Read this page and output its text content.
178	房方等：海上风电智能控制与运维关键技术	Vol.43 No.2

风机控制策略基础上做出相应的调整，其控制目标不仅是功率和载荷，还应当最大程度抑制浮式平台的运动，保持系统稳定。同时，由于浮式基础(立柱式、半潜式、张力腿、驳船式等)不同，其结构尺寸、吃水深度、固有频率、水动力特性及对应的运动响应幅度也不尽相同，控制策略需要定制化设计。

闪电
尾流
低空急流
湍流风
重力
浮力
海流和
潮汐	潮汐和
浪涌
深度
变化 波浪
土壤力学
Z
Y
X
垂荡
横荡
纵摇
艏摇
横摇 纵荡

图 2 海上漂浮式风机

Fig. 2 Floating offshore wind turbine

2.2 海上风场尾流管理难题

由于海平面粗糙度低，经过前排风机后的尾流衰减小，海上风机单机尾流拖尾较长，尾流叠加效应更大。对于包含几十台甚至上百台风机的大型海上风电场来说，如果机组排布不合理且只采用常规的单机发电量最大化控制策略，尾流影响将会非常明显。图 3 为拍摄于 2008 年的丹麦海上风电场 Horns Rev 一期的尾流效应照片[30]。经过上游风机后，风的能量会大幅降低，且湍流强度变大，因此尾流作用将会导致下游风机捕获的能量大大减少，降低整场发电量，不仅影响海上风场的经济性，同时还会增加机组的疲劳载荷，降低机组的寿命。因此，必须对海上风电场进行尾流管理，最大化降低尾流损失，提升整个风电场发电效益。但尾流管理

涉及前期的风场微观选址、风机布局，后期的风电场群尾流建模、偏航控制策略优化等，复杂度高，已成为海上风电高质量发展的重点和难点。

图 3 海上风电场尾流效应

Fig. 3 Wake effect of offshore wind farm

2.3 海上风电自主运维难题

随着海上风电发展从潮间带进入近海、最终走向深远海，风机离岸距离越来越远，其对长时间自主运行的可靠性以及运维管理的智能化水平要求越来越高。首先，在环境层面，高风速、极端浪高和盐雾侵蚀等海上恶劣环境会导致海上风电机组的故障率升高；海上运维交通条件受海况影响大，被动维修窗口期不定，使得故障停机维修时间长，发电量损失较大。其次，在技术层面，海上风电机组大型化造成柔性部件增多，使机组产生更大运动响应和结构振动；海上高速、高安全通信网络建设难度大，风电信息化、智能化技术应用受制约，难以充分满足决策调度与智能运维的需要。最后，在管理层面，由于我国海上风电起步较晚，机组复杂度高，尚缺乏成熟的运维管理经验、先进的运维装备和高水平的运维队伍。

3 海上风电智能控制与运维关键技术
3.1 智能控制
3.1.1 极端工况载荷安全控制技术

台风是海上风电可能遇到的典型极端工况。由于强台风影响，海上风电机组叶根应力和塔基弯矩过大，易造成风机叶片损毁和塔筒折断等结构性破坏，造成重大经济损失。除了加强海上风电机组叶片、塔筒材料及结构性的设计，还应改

____________________

GIVEN EXERCISE: List the lines of the records where "海上风电智能控制与运维关键技术" occurs.

RESPONSE FOR THIS EXERCISE:
178	房方等：海上风电智能控制与运维关键技术	Vol.43 No.2
3 海上风电智能控制与运维关键技术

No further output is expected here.